§ **Extrait du document**:
Beaucoup d’entre nous n’approuvons pas vraiment la dernière décision de nos responsables, proposant pour protester mettre l’étoile Jaune, démontrer que « de Suisse on peut envoyer des rescapés contre leurs volontés, il ne se le permettrait qu’avec des juifs ». Cette démonstration a été suspendue pour le moment puisque beaucoup s’y sont opposés et nous espérons que nous ne serons pas obligés à en arriver là. Ce qu’a réussi à obtenir notre groupe est qu’on n’oblige pas à partir de force les malades graves et ceux qui ont plus de 70 ans.
Le terme boutoir du 2 mai a été prolongé, mais nous devons être prêts à toute éventualité.

Peut-être les événements politiques interviennent favorablement, ouvrant la route pour rentrer chez nous à la maison (?).

§ **Données fournies**:
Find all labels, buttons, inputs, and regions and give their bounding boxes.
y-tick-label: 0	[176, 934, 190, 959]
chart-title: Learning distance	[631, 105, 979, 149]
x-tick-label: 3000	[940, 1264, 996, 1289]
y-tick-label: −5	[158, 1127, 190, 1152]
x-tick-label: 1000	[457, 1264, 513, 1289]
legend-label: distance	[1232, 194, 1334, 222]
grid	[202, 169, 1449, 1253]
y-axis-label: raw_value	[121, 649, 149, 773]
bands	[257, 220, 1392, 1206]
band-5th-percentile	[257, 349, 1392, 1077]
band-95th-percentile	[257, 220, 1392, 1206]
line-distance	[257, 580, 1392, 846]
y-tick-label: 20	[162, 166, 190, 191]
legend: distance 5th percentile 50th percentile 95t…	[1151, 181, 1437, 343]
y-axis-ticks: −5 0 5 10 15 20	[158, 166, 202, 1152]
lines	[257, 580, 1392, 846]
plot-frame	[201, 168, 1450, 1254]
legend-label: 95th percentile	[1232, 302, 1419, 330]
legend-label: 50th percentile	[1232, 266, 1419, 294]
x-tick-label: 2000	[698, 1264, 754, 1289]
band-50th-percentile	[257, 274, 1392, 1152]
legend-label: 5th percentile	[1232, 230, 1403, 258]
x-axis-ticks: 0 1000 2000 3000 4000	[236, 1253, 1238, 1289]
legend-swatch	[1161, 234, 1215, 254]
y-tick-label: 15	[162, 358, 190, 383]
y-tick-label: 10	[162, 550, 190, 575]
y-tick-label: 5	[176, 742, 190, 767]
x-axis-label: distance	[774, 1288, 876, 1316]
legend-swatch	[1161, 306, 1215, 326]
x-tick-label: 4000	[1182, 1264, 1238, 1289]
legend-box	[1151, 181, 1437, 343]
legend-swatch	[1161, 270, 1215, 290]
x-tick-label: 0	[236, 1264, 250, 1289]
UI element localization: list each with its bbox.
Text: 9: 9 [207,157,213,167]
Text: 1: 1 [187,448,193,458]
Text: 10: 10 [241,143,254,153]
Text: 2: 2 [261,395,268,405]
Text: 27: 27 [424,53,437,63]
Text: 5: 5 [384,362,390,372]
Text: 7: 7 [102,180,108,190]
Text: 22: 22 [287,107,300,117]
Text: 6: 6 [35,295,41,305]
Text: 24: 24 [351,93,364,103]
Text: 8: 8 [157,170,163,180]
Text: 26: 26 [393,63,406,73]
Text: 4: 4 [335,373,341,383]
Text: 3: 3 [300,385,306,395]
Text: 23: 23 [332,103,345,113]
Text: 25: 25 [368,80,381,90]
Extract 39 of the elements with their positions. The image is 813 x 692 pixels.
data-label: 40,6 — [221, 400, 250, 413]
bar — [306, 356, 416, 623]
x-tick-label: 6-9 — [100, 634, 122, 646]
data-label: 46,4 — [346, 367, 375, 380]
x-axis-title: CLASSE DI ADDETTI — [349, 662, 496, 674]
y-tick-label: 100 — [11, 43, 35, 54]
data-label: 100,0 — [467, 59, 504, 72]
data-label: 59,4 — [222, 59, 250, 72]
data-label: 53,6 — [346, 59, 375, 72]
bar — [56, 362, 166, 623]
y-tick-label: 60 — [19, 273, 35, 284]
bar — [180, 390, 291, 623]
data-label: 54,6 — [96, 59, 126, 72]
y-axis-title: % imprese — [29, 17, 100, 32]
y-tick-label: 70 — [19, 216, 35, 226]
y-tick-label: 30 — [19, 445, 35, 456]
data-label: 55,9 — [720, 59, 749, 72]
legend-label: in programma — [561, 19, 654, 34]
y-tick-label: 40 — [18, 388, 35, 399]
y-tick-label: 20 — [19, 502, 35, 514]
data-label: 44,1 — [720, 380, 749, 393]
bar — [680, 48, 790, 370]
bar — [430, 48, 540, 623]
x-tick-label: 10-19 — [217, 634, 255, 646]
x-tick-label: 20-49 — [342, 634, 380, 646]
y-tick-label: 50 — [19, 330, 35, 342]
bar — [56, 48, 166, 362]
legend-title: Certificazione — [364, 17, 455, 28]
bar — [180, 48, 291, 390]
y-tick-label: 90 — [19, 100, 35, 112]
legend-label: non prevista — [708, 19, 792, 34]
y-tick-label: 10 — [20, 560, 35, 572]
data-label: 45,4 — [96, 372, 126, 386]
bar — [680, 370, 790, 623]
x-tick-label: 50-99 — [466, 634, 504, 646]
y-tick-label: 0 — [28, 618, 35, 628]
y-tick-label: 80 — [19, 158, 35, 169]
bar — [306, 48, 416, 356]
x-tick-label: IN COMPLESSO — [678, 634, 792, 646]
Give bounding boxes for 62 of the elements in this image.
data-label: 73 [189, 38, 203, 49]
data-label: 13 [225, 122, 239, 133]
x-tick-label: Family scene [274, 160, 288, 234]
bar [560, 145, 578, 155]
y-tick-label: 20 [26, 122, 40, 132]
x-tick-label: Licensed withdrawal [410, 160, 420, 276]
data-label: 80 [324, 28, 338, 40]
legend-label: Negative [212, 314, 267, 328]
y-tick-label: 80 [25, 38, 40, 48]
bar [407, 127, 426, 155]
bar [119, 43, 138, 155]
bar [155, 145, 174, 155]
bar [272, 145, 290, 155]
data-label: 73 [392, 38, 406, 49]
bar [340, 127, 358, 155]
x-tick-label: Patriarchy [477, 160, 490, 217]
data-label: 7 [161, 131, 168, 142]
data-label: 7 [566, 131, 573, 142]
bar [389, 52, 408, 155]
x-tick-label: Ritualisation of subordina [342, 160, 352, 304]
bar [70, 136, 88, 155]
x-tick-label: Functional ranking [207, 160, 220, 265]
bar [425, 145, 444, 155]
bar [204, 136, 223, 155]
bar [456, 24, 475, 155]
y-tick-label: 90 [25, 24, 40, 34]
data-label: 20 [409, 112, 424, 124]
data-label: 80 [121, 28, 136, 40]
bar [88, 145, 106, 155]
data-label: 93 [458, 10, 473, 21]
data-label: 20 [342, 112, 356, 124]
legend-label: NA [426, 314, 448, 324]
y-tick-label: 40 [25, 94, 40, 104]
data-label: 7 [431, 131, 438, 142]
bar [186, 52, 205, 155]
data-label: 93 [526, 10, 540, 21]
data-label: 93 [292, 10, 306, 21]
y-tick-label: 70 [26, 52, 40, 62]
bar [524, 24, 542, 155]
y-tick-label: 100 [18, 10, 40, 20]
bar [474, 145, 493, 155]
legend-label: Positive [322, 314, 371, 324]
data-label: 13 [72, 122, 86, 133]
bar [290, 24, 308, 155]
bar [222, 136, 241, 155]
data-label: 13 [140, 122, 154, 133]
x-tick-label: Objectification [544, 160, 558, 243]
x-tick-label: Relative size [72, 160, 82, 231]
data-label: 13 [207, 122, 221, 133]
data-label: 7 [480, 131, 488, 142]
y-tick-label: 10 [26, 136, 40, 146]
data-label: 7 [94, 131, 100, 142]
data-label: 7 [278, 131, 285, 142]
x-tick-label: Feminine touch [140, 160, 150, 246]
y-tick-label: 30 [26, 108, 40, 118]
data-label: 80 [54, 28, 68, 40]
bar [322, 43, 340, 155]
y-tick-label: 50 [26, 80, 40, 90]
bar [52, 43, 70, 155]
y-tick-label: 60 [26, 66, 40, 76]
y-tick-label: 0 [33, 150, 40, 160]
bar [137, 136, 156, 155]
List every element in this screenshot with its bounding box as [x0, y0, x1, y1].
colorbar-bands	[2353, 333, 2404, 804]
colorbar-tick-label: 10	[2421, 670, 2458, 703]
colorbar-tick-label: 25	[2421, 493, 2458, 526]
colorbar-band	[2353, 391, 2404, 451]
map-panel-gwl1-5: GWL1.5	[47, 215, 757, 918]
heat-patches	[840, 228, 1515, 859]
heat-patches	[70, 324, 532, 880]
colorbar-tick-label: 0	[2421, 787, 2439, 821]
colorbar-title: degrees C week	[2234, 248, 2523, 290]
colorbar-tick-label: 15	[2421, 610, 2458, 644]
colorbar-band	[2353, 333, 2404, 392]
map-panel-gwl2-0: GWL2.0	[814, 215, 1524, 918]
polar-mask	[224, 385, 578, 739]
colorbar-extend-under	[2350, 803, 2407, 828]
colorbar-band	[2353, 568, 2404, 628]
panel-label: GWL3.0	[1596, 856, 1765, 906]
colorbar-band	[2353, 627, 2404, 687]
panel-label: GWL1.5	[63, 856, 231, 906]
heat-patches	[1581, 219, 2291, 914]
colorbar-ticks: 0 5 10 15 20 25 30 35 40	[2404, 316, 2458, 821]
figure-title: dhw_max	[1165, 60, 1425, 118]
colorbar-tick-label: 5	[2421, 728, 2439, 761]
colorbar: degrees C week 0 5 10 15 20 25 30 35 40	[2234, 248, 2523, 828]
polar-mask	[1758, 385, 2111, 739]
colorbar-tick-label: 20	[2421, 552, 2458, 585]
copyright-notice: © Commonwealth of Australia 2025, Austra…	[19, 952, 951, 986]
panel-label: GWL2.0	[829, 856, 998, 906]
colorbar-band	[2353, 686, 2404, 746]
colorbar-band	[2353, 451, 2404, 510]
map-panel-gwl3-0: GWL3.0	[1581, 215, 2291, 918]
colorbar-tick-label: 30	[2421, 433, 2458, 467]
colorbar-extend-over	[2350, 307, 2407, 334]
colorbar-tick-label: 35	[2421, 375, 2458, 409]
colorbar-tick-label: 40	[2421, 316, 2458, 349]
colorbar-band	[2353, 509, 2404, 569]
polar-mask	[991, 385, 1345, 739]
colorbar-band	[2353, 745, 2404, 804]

§ **Consigne écrite**:
Recopiez mot pour mot le passage de l'extrait du document qui va de « Le terme boutoir » jusqu'à « la maison (?). » inclus.

§ **Tâche accomplie**:
Le terme boutoir du 2 mai a été prolongé, mais nous devons être prêts à toute éventualité.

Peut-être les événements politiques interviennent favorablement, ouvrant la route pour rentrer chez nous à la maison (?).